<<<<

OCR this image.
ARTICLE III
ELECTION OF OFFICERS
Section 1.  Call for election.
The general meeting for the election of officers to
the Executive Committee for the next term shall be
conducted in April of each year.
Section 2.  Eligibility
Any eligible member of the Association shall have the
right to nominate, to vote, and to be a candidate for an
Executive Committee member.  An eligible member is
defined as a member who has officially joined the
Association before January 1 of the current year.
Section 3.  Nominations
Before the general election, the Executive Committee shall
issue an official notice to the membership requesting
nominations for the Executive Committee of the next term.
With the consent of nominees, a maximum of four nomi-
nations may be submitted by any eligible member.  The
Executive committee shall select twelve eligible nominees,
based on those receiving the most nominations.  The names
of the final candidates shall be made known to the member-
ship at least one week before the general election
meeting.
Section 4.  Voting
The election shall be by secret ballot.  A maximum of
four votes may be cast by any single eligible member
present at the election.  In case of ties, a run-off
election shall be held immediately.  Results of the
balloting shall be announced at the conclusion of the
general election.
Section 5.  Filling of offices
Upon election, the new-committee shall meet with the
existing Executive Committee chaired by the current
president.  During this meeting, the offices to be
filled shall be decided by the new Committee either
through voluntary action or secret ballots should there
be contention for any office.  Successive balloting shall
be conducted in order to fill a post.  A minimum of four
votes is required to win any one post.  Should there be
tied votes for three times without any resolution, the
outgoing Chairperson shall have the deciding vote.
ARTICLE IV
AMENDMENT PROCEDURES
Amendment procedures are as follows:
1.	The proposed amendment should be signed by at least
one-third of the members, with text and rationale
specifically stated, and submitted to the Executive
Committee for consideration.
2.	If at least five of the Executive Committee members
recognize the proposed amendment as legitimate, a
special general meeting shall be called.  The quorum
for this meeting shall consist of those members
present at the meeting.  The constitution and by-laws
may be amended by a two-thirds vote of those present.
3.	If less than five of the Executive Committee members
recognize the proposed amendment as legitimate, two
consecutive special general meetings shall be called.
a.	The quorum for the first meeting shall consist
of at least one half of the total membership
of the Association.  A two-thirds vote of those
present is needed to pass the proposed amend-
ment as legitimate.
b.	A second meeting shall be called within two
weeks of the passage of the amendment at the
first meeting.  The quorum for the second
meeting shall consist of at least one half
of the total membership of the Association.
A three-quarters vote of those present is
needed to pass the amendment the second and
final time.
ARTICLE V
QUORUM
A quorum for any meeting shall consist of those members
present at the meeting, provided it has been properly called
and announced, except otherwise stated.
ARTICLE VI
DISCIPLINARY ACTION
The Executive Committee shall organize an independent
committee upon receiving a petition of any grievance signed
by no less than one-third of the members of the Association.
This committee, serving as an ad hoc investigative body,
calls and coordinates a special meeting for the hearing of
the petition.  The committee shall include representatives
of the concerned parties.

>>>>

GIVEN EXERCISE >> Give the listing above again, word for word.

THE COMPLETED TASK >>
OCR this image.
ARTICLE III
ELECTION OF OFFICERS
Section 1.  Call for election.
The general meeting for the election of officers to
the Executive Committee for the next term shall be
conducted in April of each year.
Section 2.  Eligibility
Any eligible member of the Association shall have the
right to nominate, to vote, and to be a candidate for an
Executive Committee member.  An eligible member is
defined as a member who has officially joined the
Association before January 1 of the current year.
Section 3.  Nominations
Before the general election, the Executive Committee shall
issue an official notice to the membership requesting
nominations for the Executive Committee of the next term.
With the consent of nominees, a maximum of four nomi-
nations may be submitted by any eligible member.  The
Executive committee shall select twelve eligible nominees,
based on those receiving the most nominations.  The names
of the final candidates shall be made known to the member-
ship at least one week before the general election
meeting.
Section 4.  Voting
The election shall be by secret ballot.  A maximum of
four votes may be cast by any single eligible member
present at the election.  In case of ties, a run-off
election shall be held immediately.  Results of the
balloting shall be announced at the conclusion of the
general election.
Section 5.  Filling of offices
Upon election, the new-committee shall meet with the
existing Executive Committee chaired by the current
president.  During this meeting, the offices to be
filled shall be decided by the new Committee either
through voluntary action or secret ballots should there
be contention for any office.  Successive balloting shall
be conducted in order to fill a post.  A minimum of four
votes is required to win any one post.  Should there be
tied votes for three times without any resolution, the
outgoing Chairperson shall have the deciding vote.
ARTICLE IV
AMENDMENT PROCEDURES
Amendment procedures are as follows:
1.	The proposed amendment should be signed by at least
one-third of the members, with text and rationale
specifically stated, and submitted to the Executive
Committee for consideration.
2.	If at least five of the Executive Committee members
recognize the proposed amendment as legitimate, a
special general meeting shall be called.  The quorum
for this meeting shall consist of those members
present at the meeting.  The constitution and by-laws
may be amended by a two-thirds vote of those present.
3.	If less than five of the Executive Committee members
recognize the proposed amendment as legitimate, two
consecutive special general meetings shall be called.
a.	The quorum for the first meeting shall consist
of at least one half of the total membership
of the Association.  A two-thirds vote of those
present is needed to pass the proposed amend-
ment as legitimate.
b.	A second meeting shall be called within two
weeks of the passage of the amendment at the
first meeting.  The quorum for the second
meeting shall consist of at least one half
of the total membership of the Association.
A three-quarters vote of those present is
needed to pass the amendment the second and
final time.
ARTICLE V
QUORUM
A quorum for any meeting shall consist of those members
present at the meeting, provided it has been properly called
and announced, except otherwise stated.
ARTICLE VI
DISCIPLINARY ACTION
The Executive Committee shall organize an independent
committee upon receiving a petition of any grievance signed
by no less than one-third of the members of the Association.
This committee, serving as an ad hoc investigative body,
calls and coordinates a special meeting for the hearing of
the petition.  The committee shall include representatives
of the concerned parties.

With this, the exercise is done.